Requirements - Copy the records below exactly as they are written.

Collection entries
......

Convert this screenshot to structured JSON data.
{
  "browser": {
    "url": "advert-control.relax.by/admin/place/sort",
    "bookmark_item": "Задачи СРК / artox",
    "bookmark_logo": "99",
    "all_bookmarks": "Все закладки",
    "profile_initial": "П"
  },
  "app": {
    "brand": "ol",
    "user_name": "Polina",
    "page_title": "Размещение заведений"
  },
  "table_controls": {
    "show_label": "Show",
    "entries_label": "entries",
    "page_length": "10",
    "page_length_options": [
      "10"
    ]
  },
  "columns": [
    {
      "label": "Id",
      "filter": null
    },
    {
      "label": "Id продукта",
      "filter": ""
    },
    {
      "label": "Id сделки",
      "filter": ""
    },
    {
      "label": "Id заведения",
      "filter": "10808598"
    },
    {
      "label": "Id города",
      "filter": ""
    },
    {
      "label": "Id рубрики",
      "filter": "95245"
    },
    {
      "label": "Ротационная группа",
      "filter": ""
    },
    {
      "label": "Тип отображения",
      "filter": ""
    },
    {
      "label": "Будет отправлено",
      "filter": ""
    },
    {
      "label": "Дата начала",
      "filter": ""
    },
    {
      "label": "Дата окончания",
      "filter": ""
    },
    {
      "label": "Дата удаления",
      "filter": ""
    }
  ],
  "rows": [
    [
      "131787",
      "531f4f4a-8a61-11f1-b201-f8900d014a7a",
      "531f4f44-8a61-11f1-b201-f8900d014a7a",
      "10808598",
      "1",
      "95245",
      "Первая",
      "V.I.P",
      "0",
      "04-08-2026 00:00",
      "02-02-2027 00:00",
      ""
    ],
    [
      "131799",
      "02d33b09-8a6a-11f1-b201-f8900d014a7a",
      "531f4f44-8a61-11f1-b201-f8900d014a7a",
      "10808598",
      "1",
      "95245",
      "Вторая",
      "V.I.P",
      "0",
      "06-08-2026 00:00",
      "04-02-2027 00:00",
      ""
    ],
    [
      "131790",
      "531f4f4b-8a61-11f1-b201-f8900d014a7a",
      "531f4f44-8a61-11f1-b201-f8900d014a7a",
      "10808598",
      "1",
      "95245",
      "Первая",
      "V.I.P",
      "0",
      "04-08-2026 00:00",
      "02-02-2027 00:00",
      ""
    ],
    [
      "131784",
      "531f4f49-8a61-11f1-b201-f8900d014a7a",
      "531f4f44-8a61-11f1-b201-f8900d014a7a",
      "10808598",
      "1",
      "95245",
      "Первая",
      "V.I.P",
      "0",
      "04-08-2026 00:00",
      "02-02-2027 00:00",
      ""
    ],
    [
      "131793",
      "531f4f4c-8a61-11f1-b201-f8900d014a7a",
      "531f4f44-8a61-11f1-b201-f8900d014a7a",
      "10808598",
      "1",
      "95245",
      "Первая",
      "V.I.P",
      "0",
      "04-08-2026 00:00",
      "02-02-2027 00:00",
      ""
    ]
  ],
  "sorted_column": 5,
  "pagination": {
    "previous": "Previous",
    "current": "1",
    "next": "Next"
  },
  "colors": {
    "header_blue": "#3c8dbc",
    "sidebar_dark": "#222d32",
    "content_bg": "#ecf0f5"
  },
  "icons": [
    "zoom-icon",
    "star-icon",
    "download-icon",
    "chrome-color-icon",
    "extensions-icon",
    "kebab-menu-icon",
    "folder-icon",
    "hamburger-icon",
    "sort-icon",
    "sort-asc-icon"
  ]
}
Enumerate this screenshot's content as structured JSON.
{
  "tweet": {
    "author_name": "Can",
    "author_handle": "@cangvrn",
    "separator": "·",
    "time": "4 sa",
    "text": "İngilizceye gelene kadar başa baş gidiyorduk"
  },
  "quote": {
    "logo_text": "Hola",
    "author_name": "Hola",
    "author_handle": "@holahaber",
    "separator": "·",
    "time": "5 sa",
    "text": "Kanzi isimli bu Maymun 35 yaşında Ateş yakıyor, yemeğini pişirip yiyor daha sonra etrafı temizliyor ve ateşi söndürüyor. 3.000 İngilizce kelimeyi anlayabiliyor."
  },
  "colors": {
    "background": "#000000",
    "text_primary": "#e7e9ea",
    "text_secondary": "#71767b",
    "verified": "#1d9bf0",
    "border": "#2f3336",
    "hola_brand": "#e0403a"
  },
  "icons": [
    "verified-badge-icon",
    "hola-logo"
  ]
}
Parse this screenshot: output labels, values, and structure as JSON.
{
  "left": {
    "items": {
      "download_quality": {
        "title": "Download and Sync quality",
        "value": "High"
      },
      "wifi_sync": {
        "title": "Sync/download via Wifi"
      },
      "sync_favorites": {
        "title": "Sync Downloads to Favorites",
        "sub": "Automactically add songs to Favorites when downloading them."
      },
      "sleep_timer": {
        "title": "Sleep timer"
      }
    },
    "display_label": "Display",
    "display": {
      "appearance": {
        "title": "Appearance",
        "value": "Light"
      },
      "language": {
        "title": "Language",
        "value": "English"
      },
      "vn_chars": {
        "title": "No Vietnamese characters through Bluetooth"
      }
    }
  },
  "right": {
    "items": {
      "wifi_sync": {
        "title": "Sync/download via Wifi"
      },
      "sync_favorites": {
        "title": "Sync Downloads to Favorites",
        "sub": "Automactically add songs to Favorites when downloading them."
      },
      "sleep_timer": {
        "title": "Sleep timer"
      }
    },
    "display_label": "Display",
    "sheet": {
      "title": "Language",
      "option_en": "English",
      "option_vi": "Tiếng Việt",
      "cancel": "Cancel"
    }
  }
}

......

Final result -
Convert this screenshot to structured JSON data.
{
  "browser": {
    "url": "advert-control.relax.by/admin/place/sort",
    "bookmark_item": "Задачи СРК / artox",
    "bookmark_logo": "99",
    "all_bookmarks": "Все закладки",
    "profile_initial": "П"
  },
  "app": {
    "brand": "ol",
    "user_name": "Polina",
    "page_title": "Размещение заведений"
  },
  "table_controls": {
    "show_label": "Show",
    "entries_label": "entries",
    "page_length": "10",
    "page_length_options": [
      "10"
    ]
  },
  "columns": [
    {
      "label": "Id",
      "filter": null
    },
    {
      "label": "Id продукта",
      "filter": ""
    },
    {
      "label": "Id сделки",
      "filter": ""
    },
    {
      "label": "Id заведения",
      "filter": "10808598"
    },
    {
      "label": "Id города",
      "filter": ""
    },
    {
      "label": "Id рубрики",
      "filter": "95245"
    },
    {
      "label": "Ротационная группа",
      "filter": ""
    },
    {
      "label": "Тип отображения",
      "filter": ""
    },
    {
      "label": "Будет отправлено",
      "filter": ""
    },
    {
      "label": "Дата начала",
      "filter": ""
    },
    {
      "label": "Дата окончания",
      "filter": ""
    },
    {
      "label": "Дата удаления",
      "filter": ""
    }
  ],
  "rows": [
    [
      "131787",
      "531f4f4a-8a61-11f1-b201-f8900d014a7a",
      "531f4f44-8a61-11f1-b201-f8900d014a7a",
      "10808598",
      "1",
      "95245",
      "Первая",
      "V.I.P",
      "0",
      "04-08-2026 00:00",
      "02-02-2027 00:00",
      ""
    ],
    [
      "131799",
      "02d33b09-8a6a-11f1-b201-f8900d014a7a",
      "531f4f44-8a61-11f1-b201-f8900d014a7a",
      "10808598",
      "1",
      "95245",
      "Вторая",
      "V.I.P",
      "0",
      "06-08-2026 00:00",
      "04-02-2027 00:00",
      ""
    ],
    [
      "131790",
      "531f4f4b-8a61-11f1-b201-f8900d014a7a",
      "531f4f44-8a61-11f1-b201-f8900d014a7a",
      "10808598",
      "1",
      "95245",
      "Первая",
      "V.I.P",
      "0",
      "04-08-2026 00:00",
      "02-02-2027 00:00",
      ""
    ],
    [
      "131784",
      "531f4f49-8a61-11f1-b201-f8900d014a7a",
      "531f4f44-8a61-11f1-b201-f8900d014a7a",
      "10808598",
      "1",
      "95245",
      "Первая",
      "V.I.P",
      "0",
      "04-08-2026 00:00",
      "02-02-2027 00:00",
      ""
    ],
    [
      "131793",
      "531f4f4c-8a61-11f1-b201-f8900d014a7a",
      "531f4f44-8a61-11f1-b201-f8900d014a7a",
      "10808598",
      "1",
      "95245",
      "Первая",
      "V.I.P",
      "0",
      "04-08-2026 00:00",
      "02-02-2027 00:00",
      ""
    ]
  ],
  "sorted_column": 5,
  "pagination": {
    "previous": "Previous",
    "current": "1",
    "next": "Next"
  },
  "colors": {
    "header_blue": "#3c8dbc",
    "sidebar_dark": "#222d32",
    "content_bg": "#ecf0f5"
  },
  "icons": [
    "zoom-icon",
    "star-icon",
    "download-icon",
    "chrome-color-icon",
    "extensions-icon",
    "kebab-menu-icon",
    "folder-icon",
    "hamburger-icon",
    "sort-icon",
    "sort-asc-icon"
  ]
}
Enumerate this screenshot's content as structured JSON.
{
  "tweet": {
    "author_name": "Can",
    "author_handle": "@cangvrn",
    "separator": "·",
    "time": "4 sa",
    "text": "İngilizceye gelene kadar başa baş gidiyorduk"
  },
  "quote": {
    "logo_text": "Hola",
    "author_name": "Hola",
    "author_handle": "@holahaber",
    "separator": "·",
    "time": "5 sa",
    "text": "Kanzi isimli bu Maymun 35 yaşında Ateş yakıyor, yemeğini pişirip yiyor daha sonra etrafı temizliyor ve ateşi söndürüyor. 3.000 İngilizce kelimeyi anlayabiliyor."
  },
  "colors": {
    "background": "#000000",
    "text_primary": "#e7e9ea",
    "text_secondary": "#71767b",
    "verified": "#1d9bf0",
    "border": "#2f3336",
    "hola_brand": "#e0403a"
  },
  "icons": [
    "verified-badge-icon",
    "hola-logo"
  ]
}
Parse this screenshot: output labels, values, and structure as JSON.
{
  "left": {
    "items": {
      "download_quality": {
        "title": "Download and Sync quality",
        "value": "High"
      },
      "wifi_sync": {
        "title": "Sync/download via Wifi"
      },
      "sync_favorites": {
        "title": "Sync Downloads to Favorites",
        "sub": "Automactically add songs to Favorites when downloading them."
      },
      "sleep_timer": {
        "title": "Sleep timer"
      }
    },
    "display_label": "Display",
    "display": {
      "appearance": {
        "title": "Appearance",
        "value": "Light"
      },
      "language": {
        "title": "Language",
        "value": "English"
      },
      "vn_chars": {
        "title": "No Vietnamese characters through Bluetooth"
      }
    }
  },
  "right": {
    "items": {
      "wifi_sync": {
        "title": "Sync/download via Wifi"
      },
      "sync_favorites": {
        "title": "Sync Downloads to Favorites",
        "sub": "Automactically add songs to Favorites when downloading them."
      },
      "sleep_timer": {
        "title": "Sleep timer"
      }
    },
    "display_label": "Display",
    "sheet": {
      "title": "Language",
      "option_en": "English",
      "option_vi": "Tiếng Việt",
      "cancel": "Cancel"
    }
  }
}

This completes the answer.